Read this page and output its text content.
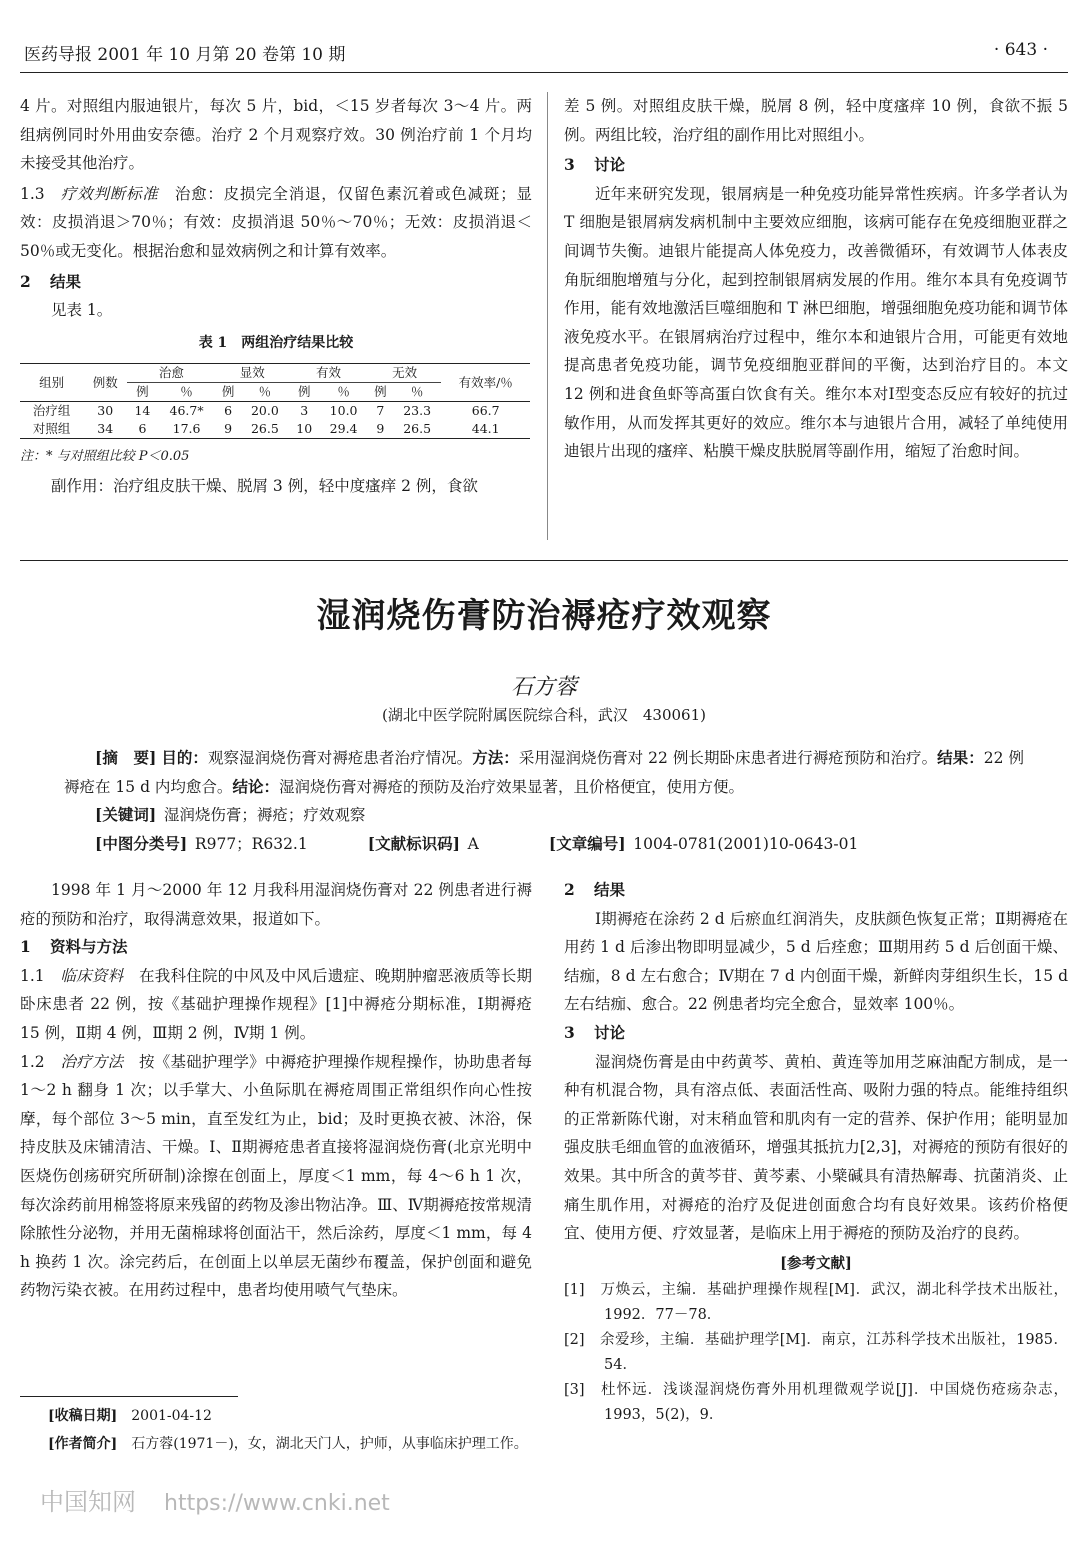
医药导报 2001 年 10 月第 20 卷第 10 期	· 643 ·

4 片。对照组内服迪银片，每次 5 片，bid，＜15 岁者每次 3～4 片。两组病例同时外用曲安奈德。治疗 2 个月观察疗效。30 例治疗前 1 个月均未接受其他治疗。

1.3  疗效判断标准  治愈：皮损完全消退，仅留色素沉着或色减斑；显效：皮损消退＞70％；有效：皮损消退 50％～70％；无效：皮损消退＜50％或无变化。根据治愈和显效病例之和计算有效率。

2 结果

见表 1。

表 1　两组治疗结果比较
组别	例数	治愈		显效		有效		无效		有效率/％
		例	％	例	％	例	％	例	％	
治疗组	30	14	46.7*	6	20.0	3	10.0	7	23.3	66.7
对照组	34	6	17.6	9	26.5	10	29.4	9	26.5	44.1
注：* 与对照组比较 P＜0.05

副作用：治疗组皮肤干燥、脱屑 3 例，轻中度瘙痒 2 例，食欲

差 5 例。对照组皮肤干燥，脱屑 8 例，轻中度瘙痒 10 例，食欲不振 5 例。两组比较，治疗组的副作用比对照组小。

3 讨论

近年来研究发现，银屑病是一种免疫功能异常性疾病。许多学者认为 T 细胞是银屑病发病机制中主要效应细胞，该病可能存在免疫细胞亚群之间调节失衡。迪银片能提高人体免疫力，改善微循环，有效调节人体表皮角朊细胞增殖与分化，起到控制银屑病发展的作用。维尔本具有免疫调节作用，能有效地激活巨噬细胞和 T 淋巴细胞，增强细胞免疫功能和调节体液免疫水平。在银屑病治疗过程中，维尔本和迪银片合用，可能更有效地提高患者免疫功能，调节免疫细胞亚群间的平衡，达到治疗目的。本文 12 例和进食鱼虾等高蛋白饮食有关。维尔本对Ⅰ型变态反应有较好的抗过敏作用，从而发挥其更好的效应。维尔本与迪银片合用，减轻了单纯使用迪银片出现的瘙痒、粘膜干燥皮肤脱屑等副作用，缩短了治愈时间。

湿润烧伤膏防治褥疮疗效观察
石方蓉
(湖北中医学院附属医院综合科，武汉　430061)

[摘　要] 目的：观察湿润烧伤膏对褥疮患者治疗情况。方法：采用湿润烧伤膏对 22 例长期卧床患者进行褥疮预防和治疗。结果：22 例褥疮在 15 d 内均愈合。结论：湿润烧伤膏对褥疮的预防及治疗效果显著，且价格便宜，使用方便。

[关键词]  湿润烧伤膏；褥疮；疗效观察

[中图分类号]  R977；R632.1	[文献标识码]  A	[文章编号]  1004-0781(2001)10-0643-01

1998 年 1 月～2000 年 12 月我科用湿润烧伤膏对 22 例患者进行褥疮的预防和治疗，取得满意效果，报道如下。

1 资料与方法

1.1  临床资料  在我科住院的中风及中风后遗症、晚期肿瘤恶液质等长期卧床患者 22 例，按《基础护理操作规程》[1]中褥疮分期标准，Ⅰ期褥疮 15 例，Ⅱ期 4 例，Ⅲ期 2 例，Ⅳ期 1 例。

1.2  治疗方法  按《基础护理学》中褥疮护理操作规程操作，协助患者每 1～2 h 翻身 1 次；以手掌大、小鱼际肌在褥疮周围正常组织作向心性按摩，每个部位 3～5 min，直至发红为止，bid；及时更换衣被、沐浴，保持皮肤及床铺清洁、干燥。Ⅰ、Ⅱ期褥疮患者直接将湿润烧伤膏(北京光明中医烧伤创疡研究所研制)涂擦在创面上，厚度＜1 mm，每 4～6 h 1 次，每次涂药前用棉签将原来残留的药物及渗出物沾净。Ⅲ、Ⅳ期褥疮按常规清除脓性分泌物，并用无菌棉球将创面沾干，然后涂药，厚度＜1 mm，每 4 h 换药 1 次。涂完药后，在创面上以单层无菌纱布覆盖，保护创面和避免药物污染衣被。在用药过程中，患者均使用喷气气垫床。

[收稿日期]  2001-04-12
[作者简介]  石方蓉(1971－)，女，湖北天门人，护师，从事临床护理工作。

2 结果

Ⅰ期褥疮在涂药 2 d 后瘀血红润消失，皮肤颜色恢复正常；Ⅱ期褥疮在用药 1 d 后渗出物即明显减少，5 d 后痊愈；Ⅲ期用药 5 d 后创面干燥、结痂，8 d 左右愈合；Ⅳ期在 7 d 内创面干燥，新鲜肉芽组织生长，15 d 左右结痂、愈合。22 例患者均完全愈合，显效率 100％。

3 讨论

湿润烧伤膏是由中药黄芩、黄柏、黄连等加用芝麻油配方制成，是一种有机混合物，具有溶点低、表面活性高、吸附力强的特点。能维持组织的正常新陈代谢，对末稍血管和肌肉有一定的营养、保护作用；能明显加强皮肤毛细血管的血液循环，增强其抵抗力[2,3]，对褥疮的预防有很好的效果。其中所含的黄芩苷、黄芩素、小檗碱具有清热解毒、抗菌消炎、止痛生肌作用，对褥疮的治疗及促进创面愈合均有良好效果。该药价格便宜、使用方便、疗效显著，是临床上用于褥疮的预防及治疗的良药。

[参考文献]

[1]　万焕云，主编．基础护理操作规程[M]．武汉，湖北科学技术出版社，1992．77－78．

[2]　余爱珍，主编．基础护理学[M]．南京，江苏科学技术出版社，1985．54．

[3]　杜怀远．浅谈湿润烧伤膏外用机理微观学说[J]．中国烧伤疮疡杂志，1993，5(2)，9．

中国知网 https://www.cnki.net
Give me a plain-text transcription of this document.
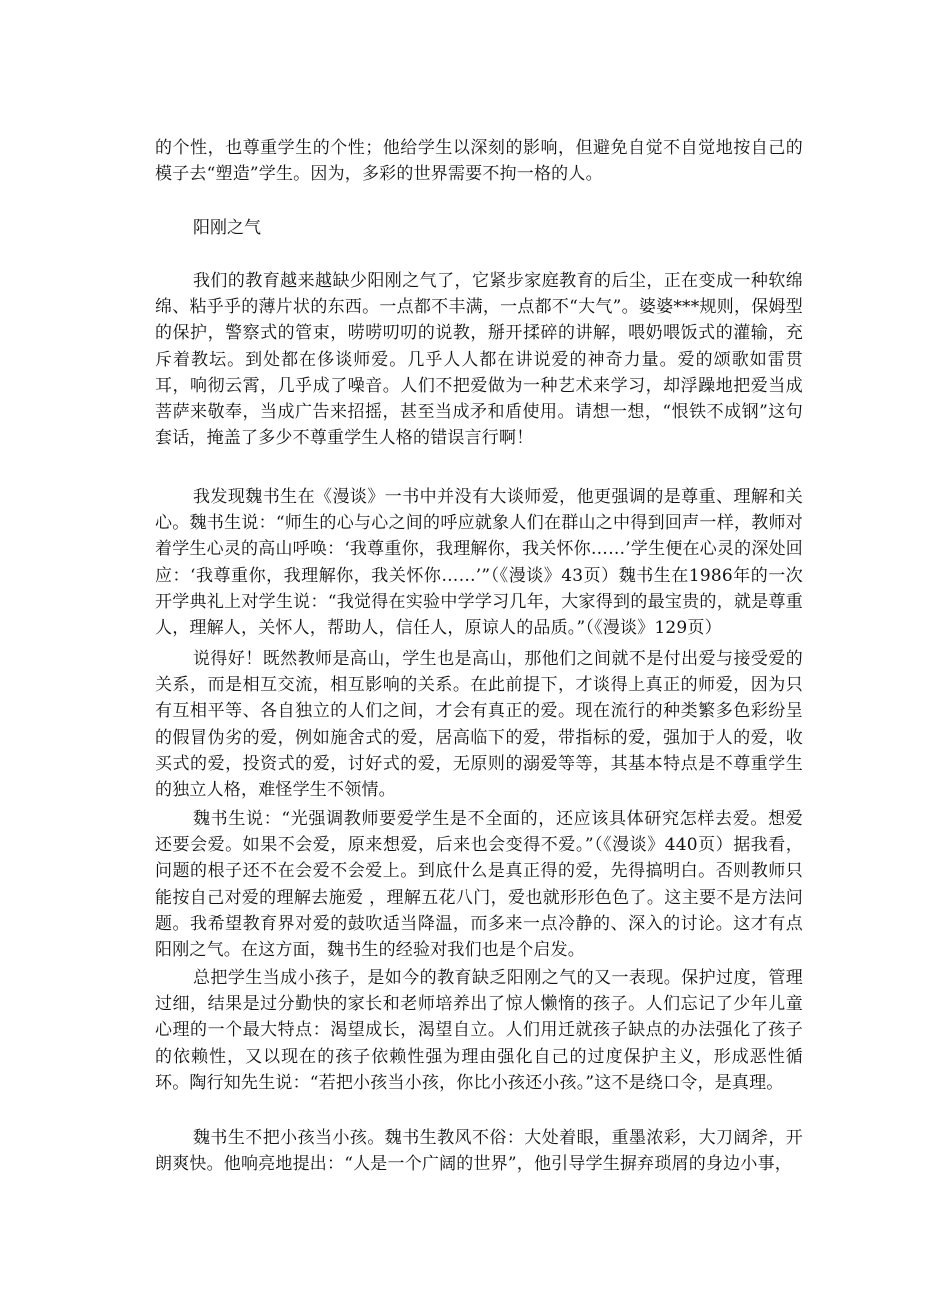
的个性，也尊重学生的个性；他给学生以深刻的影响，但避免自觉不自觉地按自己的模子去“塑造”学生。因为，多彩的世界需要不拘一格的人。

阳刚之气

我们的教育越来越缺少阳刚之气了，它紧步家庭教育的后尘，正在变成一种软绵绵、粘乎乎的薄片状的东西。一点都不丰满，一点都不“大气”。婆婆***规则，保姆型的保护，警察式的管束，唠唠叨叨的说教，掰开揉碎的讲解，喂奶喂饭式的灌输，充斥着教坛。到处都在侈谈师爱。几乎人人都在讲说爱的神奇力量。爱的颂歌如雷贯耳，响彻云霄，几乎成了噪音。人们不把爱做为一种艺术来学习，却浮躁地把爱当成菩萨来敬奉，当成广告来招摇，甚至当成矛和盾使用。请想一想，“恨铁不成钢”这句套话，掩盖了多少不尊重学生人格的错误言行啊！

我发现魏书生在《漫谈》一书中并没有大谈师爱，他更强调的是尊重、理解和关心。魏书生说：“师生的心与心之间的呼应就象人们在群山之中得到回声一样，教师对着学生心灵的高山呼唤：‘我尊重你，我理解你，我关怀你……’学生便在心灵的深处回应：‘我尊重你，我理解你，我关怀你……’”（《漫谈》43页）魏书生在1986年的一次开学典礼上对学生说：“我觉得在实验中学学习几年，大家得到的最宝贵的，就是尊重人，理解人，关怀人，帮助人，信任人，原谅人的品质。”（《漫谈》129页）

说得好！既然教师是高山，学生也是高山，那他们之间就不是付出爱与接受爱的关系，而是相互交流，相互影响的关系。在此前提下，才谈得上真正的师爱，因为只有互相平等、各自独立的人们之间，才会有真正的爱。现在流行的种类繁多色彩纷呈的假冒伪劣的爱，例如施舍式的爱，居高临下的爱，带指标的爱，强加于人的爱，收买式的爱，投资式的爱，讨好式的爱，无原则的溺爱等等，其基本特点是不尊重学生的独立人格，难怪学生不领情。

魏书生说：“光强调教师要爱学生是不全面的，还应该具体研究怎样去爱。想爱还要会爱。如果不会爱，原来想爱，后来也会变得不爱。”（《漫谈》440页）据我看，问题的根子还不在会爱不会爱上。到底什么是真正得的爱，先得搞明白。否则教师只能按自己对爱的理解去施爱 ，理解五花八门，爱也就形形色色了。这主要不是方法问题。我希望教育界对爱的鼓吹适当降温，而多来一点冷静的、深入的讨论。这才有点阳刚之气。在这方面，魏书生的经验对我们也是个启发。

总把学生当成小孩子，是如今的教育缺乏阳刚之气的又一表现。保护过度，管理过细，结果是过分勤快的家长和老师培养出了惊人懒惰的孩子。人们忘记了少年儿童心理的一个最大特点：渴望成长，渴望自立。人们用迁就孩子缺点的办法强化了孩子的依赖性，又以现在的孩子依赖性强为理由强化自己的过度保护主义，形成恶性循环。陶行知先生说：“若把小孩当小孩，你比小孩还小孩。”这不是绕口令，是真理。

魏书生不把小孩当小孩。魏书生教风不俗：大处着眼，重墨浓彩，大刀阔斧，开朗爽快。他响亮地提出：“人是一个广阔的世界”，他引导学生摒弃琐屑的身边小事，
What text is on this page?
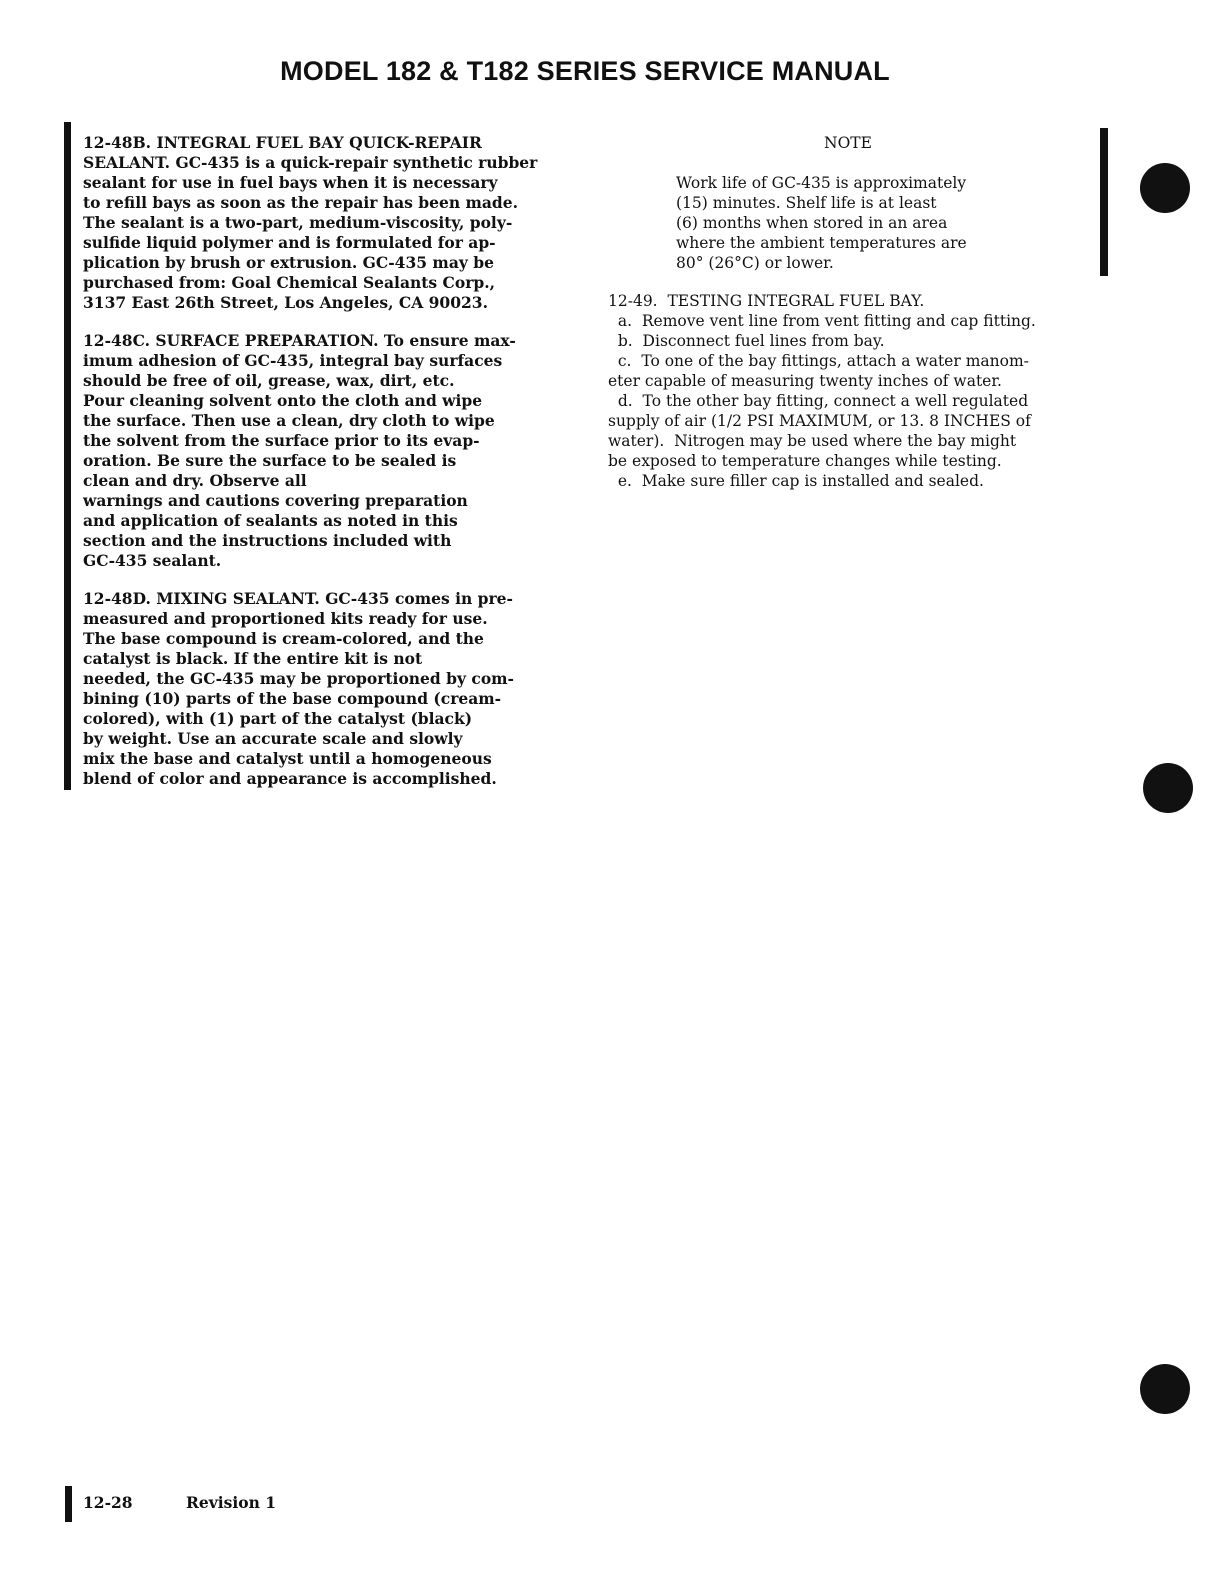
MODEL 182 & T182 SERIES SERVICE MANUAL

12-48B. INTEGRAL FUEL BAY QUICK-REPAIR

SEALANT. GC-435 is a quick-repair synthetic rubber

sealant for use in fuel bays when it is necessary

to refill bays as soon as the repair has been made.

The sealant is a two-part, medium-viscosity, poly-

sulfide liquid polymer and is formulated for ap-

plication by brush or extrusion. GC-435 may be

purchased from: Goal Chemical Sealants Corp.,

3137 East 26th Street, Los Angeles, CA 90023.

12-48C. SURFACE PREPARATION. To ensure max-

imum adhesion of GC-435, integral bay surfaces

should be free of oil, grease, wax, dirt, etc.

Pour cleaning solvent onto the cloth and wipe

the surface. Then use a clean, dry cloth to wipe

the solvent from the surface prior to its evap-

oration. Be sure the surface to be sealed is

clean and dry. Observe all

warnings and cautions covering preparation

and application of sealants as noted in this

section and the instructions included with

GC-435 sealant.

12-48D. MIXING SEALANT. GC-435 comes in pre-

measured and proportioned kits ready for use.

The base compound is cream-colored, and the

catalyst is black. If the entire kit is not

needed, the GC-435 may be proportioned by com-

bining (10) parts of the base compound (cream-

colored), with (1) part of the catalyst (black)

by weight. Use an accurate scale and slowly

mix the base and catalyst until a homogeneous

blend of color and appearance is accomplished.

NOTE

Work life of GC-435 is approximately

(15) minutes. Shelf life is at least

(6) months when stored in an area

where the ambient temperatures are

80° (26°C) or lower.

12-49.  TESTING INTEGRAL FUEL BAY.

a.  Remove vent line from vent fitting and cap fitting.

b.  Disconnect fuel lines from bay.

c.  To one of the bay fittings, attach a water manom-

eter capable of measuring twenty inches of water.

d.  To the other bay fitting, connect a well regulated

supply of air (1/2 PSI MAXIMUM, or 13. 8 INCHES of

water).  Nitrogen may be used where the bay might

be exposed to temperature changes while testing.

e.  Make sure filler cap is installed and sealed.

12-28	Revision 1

--

Report how many lines in these entries contain "from". Answer with the number only.

Response to the task - 4